PROBLEM TO WORK ON
Set down each record below precisely, skipping the pictures.

GIVEN INFORMATION
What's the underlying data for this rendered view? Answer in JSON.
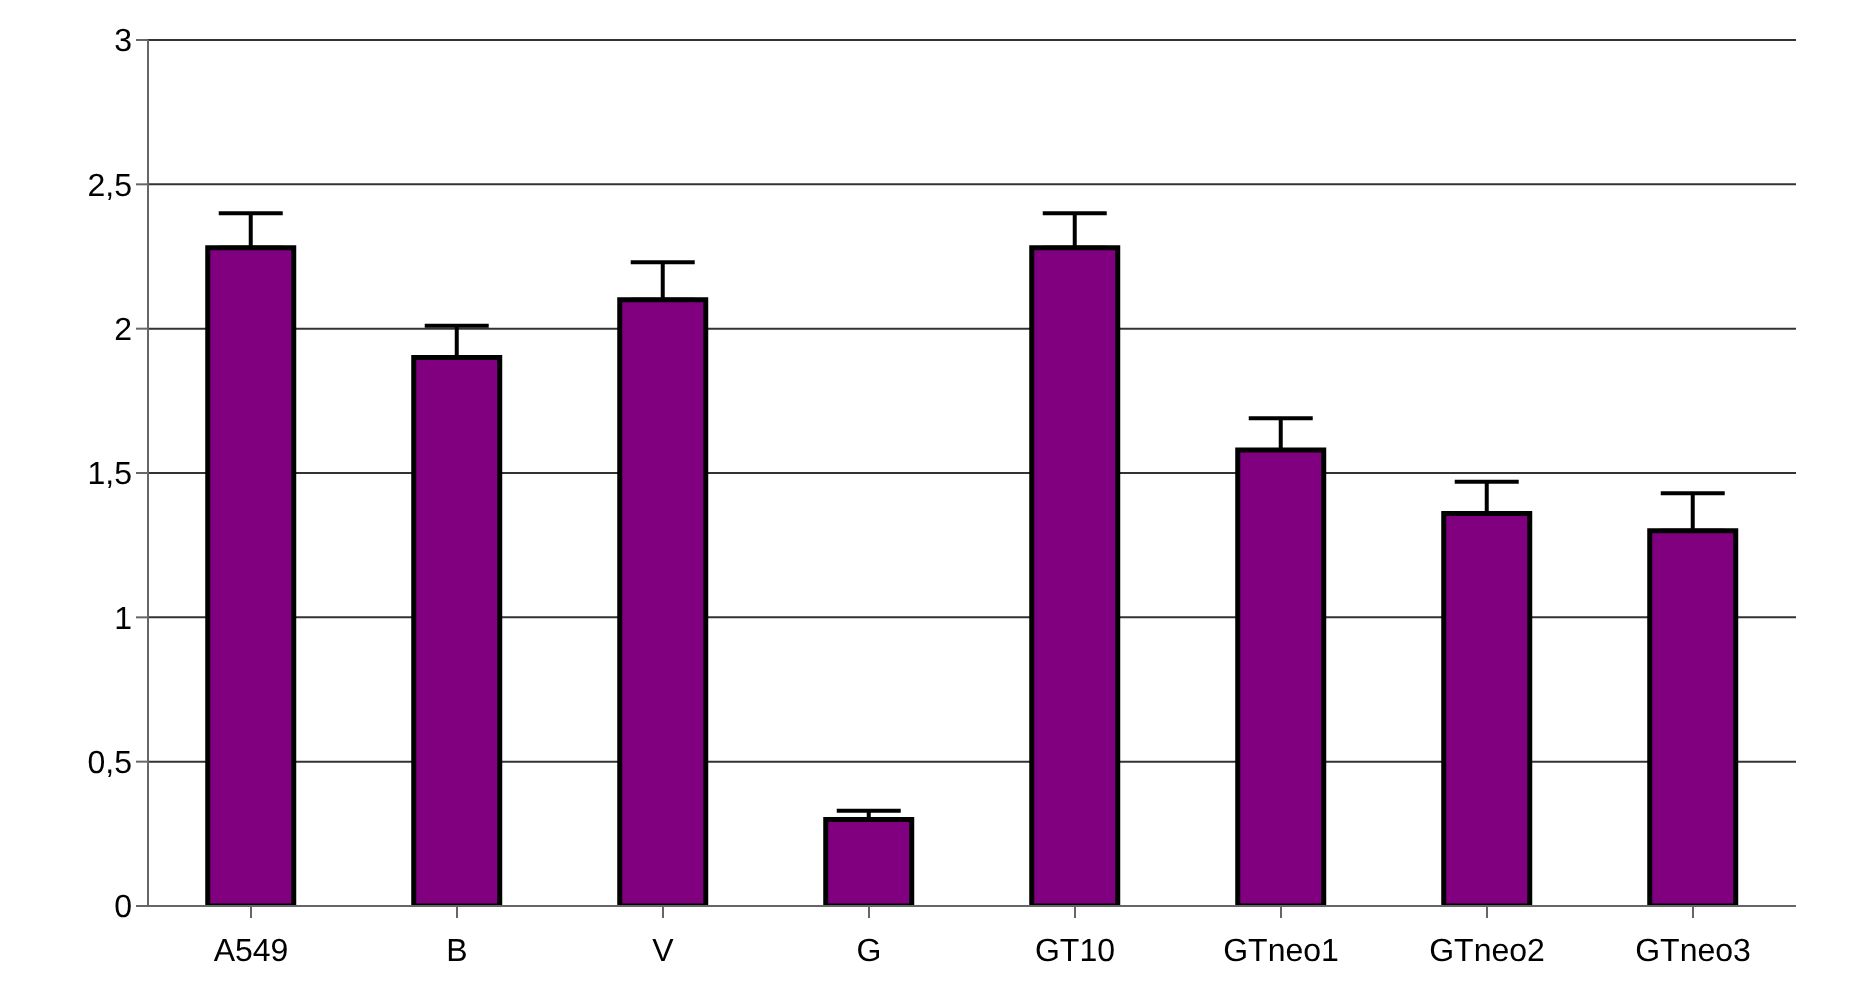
{
  "chart_data": {
    "type": "bar",
    "categories": [
      "A549",
      "B",
      "V",
      "G",
      "GT10",
      "GTneo1",
      "GTneo2",
      "GTneo3"
    ],
    "values": [
      2.28,
      1.9,
      2.1,
      0.3,
      2.28,
      1.58,
      1.36,
      1.3
    ],
    "errors": [
      [
        2.28,
        2.4
      ],
      [
        1.9,
        2.01
      ],
      [
        2.1,
        2.23
      ],
      [
        0.3,
        0.33
      ],
      [
        2.28,
        2.4
      ],
      [
        1.58,
        1.69
      ],
      [
        1.36,
        1.47
      ],
      [
        1.3,
        1.43
      ]
    ],
    "color": "#800080",
    "ylim": [
      0,
      3
    ],
    "yticks": [
      0,
      {
        "value": 0.5,
        "label": "0,5"
      },
      1,
      {
        "value": 1.5,
        "label": "1,5"
      },
      2,
      {
        "value": 2.5,
        "label": "2,5"
      },
      3
    ],
    "grid": "y"
  }
}
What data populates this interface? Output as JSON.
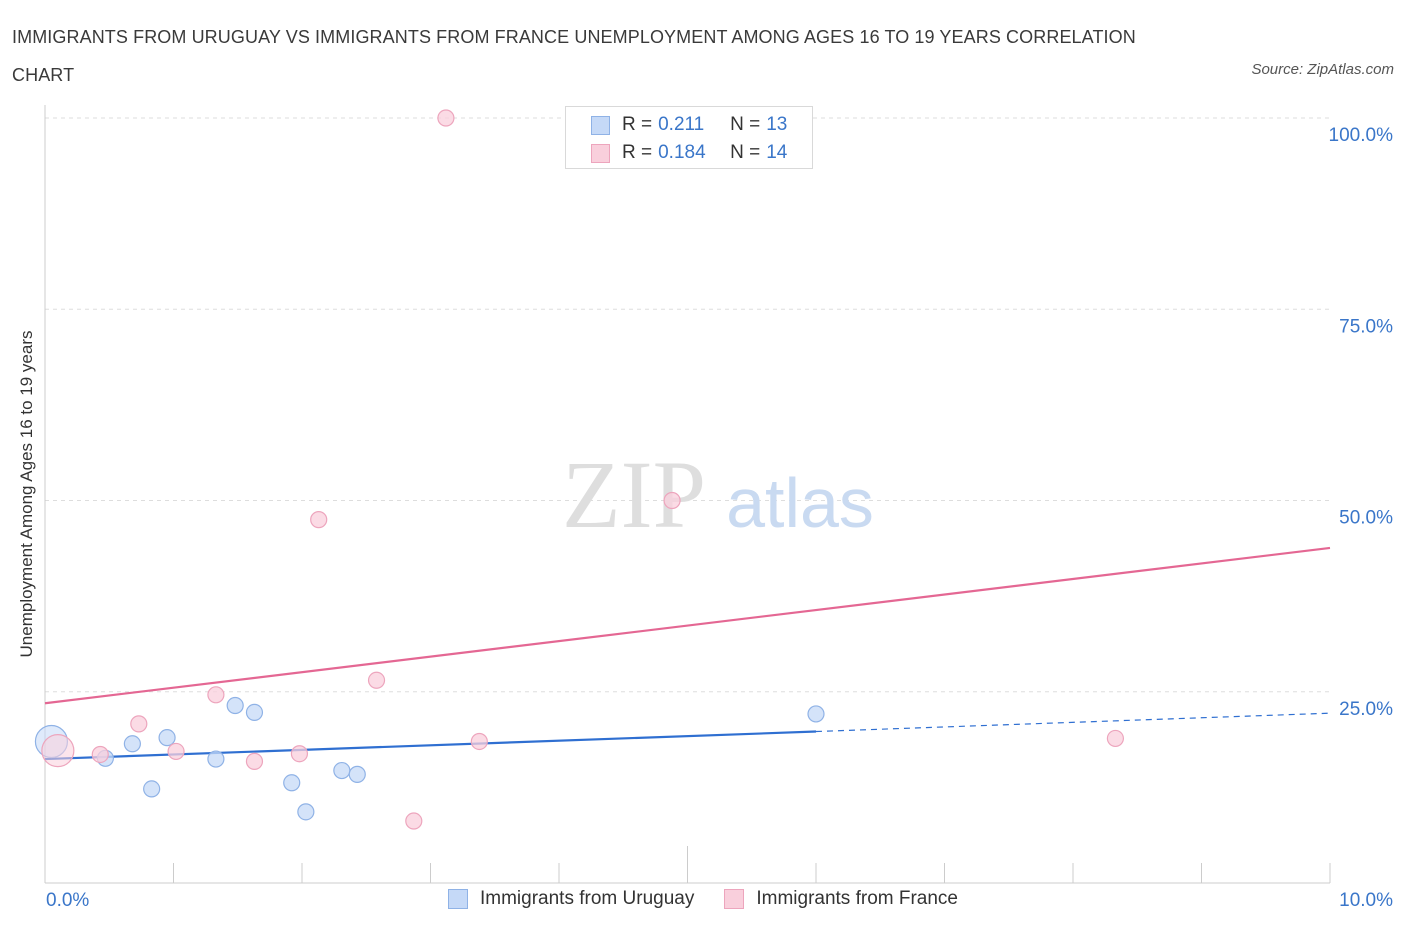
{
  "title": "IMMIGRANTS FROM URUGUAY VS IMMIGRANTS FROM FRANCE UNEMPLOYMENT AMONG AGES 16 TO 19 YEARS CORRELATION CHART",
  "source": "Source: ZipAtlas.com",
  "watermark": {
    "zip": "ZIP",
    "atlas": "atlas"
  },
  "legend_top": {
    "rows": [
      {
        "r_label": "R =",
        "r_value": "0.211",
        "n_label": "N =",
        "n_value": "13"
      },
      {
        "r_label": "R =",
        "r_value": "0.184",
        "n_label": "N =",
        "n_value": "14"
      }
    ]
  },
  "colors": {
    "uruguay_fill": "#c5d9f7",
    "uruguay_stroke": "#8fb2e6",
    "uruguay_line": "#2f6fd1",
    "france_fill": "#f9cfdc",
    "france_stroke": "#eda5bd",
    "france_line": "#e46793",
    "grid": "#dddddd",
    "axis_text": "#3a76c9"
  },
  "chart_data": {
    "type": "scatter",
    "title": "IMMIGRANTS FROM URUGUAY VS IMMIGRANTS FROM FRANCE UNEMPLOYMENT AMONG AGES 16 TO 19 YEARS CORRELATION CHART",
    "xlabel": "",
    "ylabel": "Unemployment Among Ages 16 to 19 years",
    "xlim": [
      0,
      10
    ],
    "ylim": [
      0,
      100
    ],
    "x_tick_labels": [
      "0.0%",
      "10.0%"
    ],
    "y_ticks": [
      25,
      50,
      75,
      100
    ],
    "y_tick_labels": [
      "25.0%",
      "50.0%",
      "75.0%",
      "100.0%"
    ],
    "grid": true,
    "series": [
      {
        "name": "Immigrants from Uruguay",
        "points": [
          {
            "x": 0.05,
            "y": 18.5,
            "big": true
          },
          {
            "x": 0.47,
            "y": 16.3
          },
          {
            "x": 0.68,
            "y": 18.2
          },
          {
            "x": 0.95,
            "y": 19.0
          },
          {
            "x": 1.33,
            "y": 16.2
          },
          {
            "x": 1.48,
            "y": 23.2
          },
          {
            "x": 1.63,
            "y": 22.3
          },
          {
            "x": 0.83,
            "y": 12.3
          },
          {
            "x": 1.92,
            "y": 13.1
          },
          {
            "x": 2.03,
            "y": 9.3
          },
          {
            "x": 2.31,
            "y": 14.7
          },
          {
            "x": 2.43,
            "y": 14.2
          },
          {
            "x": 6.0,
            "y": 22.1
          }
        ],
        "trend": {
          "x0": 0.0,
          "y0": 16.2,
          "x1": 6.0,
          "y1": 19.8,
          "dash_x1": 10.0,
          "dash_y1": 22.2
        }
      },
      {
        "name": "Immigrants from France",
        "points": [
          {
            "x": 0.1,
            "y": 17.3,
            "big": true
          },
          {
            "x": 0.43,
            "y": 16.8
          },
          {
            "x": 0.73,
            "y": 20.8
          },
          {
            "x": 1.02,
            "y": 17.2
          },
          {
            "x": 1.33,
            "y": 24.6
          },
          {
            "x": 1.63,
            "y": 15.9
          },
          {
            "x": 1.98,
            "y": 16.9
          },
          {
            "x": 2.13,
            "y": 47.5
          },
          {
            "x": 2.58,
            "y": 26.5
          },
          {
            "x": 3.12,
            "y": 100.0
          },
          {
            "x": 2.87,
            "y": 8.1
          },
          {
            "x": 3.38,
            "y": 18.5
          },
          {
            "x": 4.88,
            "y": 50.0
          },
          {
            "x": 8.33,
            "y": 18.9
          }
        ],
        "trend": {
          "x0": 0.0,
          "y0": 23.5,
          "x1": 10.0,
          "y1": 43.8
        }
      }
    ]
  },
  "legend_bottom": [
    "Immigrants from Uruguay",
    "Immigrants from France"
  ]
}
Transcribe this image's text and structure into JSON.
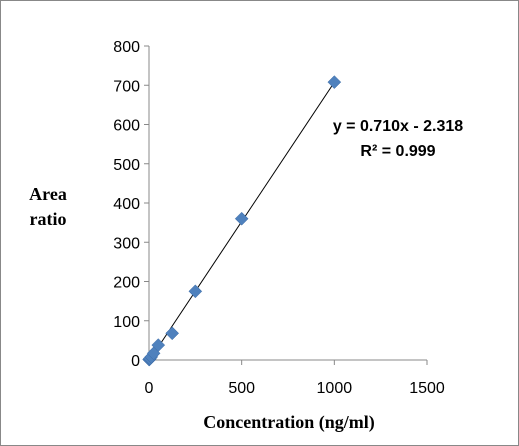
{
  "chart_data": {
    "type": "scatter",
    "title": "",
    "xlabel": "Concentration (ng/ml)",
    "ylabel_lines": [
      "Area",
      "ratio"
    ],
    "xlim": [
      0,
      1500
    ],
    "ylim": [
      0,
      800
    ],
    "xticks": [
      "0",
      "500",
      "1000",
      "1500"
    ],
    "yticks": [
      "0",
      "100",
      "200",
      "300",
      "400",
      "500",
      "600",
      "700",
      "800"
    ],
    "grid": false,
    "legend": "none",
    "marker_color": "#4f81bd",
    "trendline": {
      "type": "linear",
      "slope": 0.71,
      "intercept": -2.318,
      "equation_text": "y = 0.710x - 2.318",
      "r2_text": "R² = 0.999"
    },
    "series": [
      {
        "points": [
          {
            "x": 1,
            "y": 1
          },
          {
            "x": 2.5,
            "y": 2
          },
          {
            "x": 5,
            "y": 4
          },
          {
            "x": 12.5,
            "y": 8
          },
          {
            "x": 25,
            "y": 17
          },
          {
            "x": 50,
            "y": 38
          },
          {
            "x": 125,
            "y": 68
          },
          {
            "x": 250,
            "y": 175
          },
          {
            "x": 500,
            "y": 360
          },
          {
            "x": 1000,
            "y": 708
          }
        ]
      }
    ]
  }
}
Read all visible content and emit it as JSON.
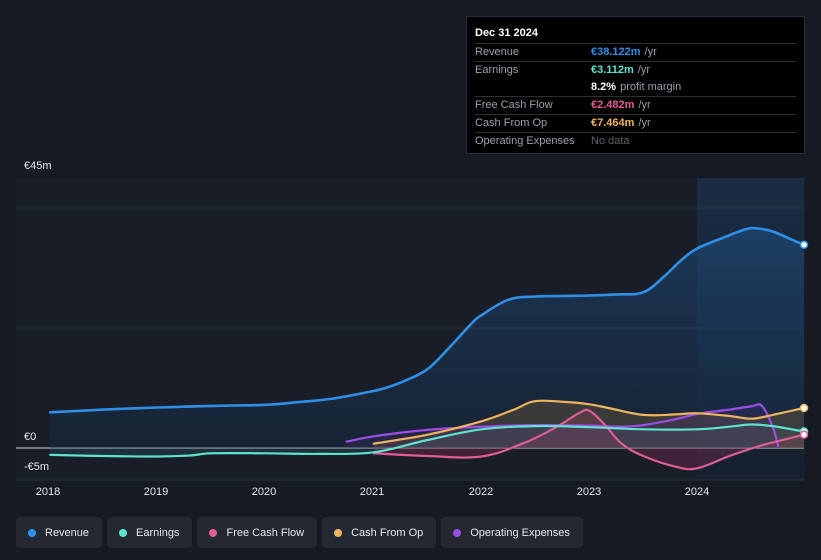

FINAL RESULT
What's the underlying data for this rendered view? Answer in JSON.
{
  "chart_data": {
    "type": "bar",
    "categories": [
      "A549",
      "B",
      "V",
      "G",
      "GT10",
      "GTneo1",
      "GTneo2",
      "GTneo3"
    ],
    "values": [
      2.28,
      1.9,
      2.1,
      0.3,
      2.28,
      1.58,
      1.36,
      1.3
    ],
    "errors": [
      [
        2.28,
        2.4
      ],
      [
        1.9,
        2.01
      ],
      [
        2.1,
        2.23
      ],
      [
        0.3,
        0.33
      ],
      [
        2.28,
        2.4
      ],
      [
        1.58,
        1.69
      ],
      [
        1.36,
        1.47
      ],
      [
        1.3,
        1.43
      ]
    ],
    "color": "#800080",
    "ylim": [
      0,
      3
    ],
    "yticks": [
      0,
      {
        "value": 0.5,
        "label": "0,5"
      },
      1,
      {
        "value": 1.5,
        "label": "1,5"
      },
      2,
      {
        "value": 2.5,
        "label": "2,5"
      },
      3
    ],
    "grid": "y"
  }
}
What data populates this interface? Output as JSON.
{
  "title": "IMMIGRANTS FROM URUGUAY VS IMMIGRANTS FROM FRANCE UNEMPLOYMENT AMONG AGES 16 TO 19 YEARS CORRELATION CHART",
  "source": "Source: ZipAtlas.com",
  "watermark": {
    "zip": "ZIP",
    "atlas": "atlas"
  },
  "legend_top": {
    "rows": [
      {
        "r_label": "R =",
        "r_value": "0.211",
        "n_label": "N =",
        "n_value": "13"
      },
      {
        "r_label": "R =",
        "r_value": "0.184",
        "n_label": "N =",
        "n_value": "14"
      }
    ]
  },
  "colors": {
    "uruguay_fill": "#c5d9f7",
    "uruguay_stroke": "#8fb2e6",
    "uruguay_line": "#2f6fd1",
    "france_fill": "#f9cfdc",
    "france_stroke": "#eda5bd",
    "france_line": "#e46793",
    "grid": "#dddddd",
    "axis_text": "#3a76c9"
  },
  "chart_data": {
    "type": "scatter",
    "title": "IMMIGRANTS FROM URUGUAY VS IMMIGRANTS FROM FRANCE UNEMPLOYMENT AMONG AGES 16 TO 19 YEARS CORRELATION CHART",
    "xlabel": "",
    "ylabel": "Unemployment Among Ages 16 to 19 years",
    "xlim": [
      0,
      10
    ],
    "ylim": [
      0,
      100
    ],
    "x_tick_labels": [
      "0.0%",
      "10.0%"
    ],
    "y_ticks": [
      25,
      50,
      75,
      100
    ],
    "y_tick_labels": [
      "25.0%",
      "50.0%",
      "75.0%",
      "100.0%"
    ],
    "grid": true,
    "series": [
      {
        "name": "Immigrants from Uruguay",
        "points": [
          {
            "x": 0.05,
            "y": 18.5,
            "big": true
          },
          {
            "x": 0.47,
            "y": 16.3
          },
          {
            "x": 0.68,
            "y": 18.2
          },
          {
            "x": 0.95,
            "y": 19.0
          },
          {
            "x": 1.33,
            "y": 16.2
          },
          {
            "x": 1.48,
            "y": 23.2
          },
          {
            "x": 1.63,
            "y": 22.3
          },
          {
            "x": 0.83,
            "y": 12.3
          },
          {
            "x": 1.92,
            "y": 13.1
          },
          {
            "x": 2.03,
            "y": 9.3
          },
          {
            "x": 2.31,
            "y": 14.7
          },
          {
            "x": 2.43,
            "y": 14.2
          },
          {
            "x": 6.0,
            "y": 22.1
          }
        ],
        "trend": {
          "x0": 0.0,
          "y0": 16.2,
          "x1": 6.0,
          "y1": 19.8,
          "dash_x1": 10.0,
          "dash_y1": 22.2
        }
      },
      {
        "name": "Immigrants from France",
        "points": [
          {
            "x": 0.1,
            "y": 17.3,
            "big": true
          },
          {
            "x": 0.43,
            "y": 16.8
          },
          {
            "x": 0.73,
            "y": 20.8
          },
          {
            "x": 1.02,
            "y": 17.2
          },
          {
            "x": 1.33,
            "y": 24.6
          },
          {
            "x": 1.63,
            "y": 15.9
          },
          {
            "x": 1.98,
            "y": 16.9
          },
          {
            "x": 2.13,
            "y": 47.5
          },
          {
            "x": 2.58,
            "y": 26.5
          },
          {
            "x": 3.12,
            "y": 100.0
          },
          {
            "x": 2.87,
            "y": 8.1
          },
          {
            "x": 3.38,
            "y": 18.5
          },
          {
            "x": 4.88,
            "y": 50.0
          },
          {
            "x": 8.33,
            "y": 18.9
          }
        ],
        "trend": {
          "x0": 0.0,
          "y0": 23.5,
          "x1": 10.0,
          "y1": 43.8
        }
      }
    ]
  },
  "legend_bottom": [
    "Immigrants from Uruguay",
    "Immigrants from France"
  ]
}
Transcribe this image's text and structure into JSON.
{
  "chart_data": {
    "type": "scatter",
    "title": "",
    "xlabel": "Concentration (ng/ml)",
    "ylabel_lines": [
      "Area",
      "ratio"
    ],
    "xlim": [
      0,
      1500
    ],
    "ylim": [
      0,
      800
    ],
    "xticks": [
      "0",
      "500",
      "1000",
      "1500"
    ],
    "yticks": [
      "0",
      "100",
      "200",
      "300",
      "400",
      "500",
      "600",
      "700",
      "800"
    ],
    "grid": false,
    "legend": "none",
    "marker_color": "#4f81bd",
    "trendline": {
      "type": "linear",
      "slope": 0.71,
      "intercept": -2.318,
      "equation_text": "y = 0.710x - 2.318",
      "r2_text": "R² = 0.999"
    },
    "series": [
      {
        "points": [
          {
            "x": 1,
            "y": 1
          },
          {
            "x": 2.5,
            "y": 2
          },
          {
            "x": 5,
            "y": 4
          },
          {
            "x": 12.5,
            "y": 8
          },
          {
            "x": 25,
            "y": 17
          },
          {
            "x": 50,
            "y": 38
          },
          {
            "x": 125,
            "y": 68
          },
          {
            "x": 250,
            "y": 175
          },
          {
            "x": 500,
            "y": 360
          },
          {
            "x": 1000,
            "y": 708
          }
        ]
      }
    ]
  }
}
Read all visible content and emit it as JSON.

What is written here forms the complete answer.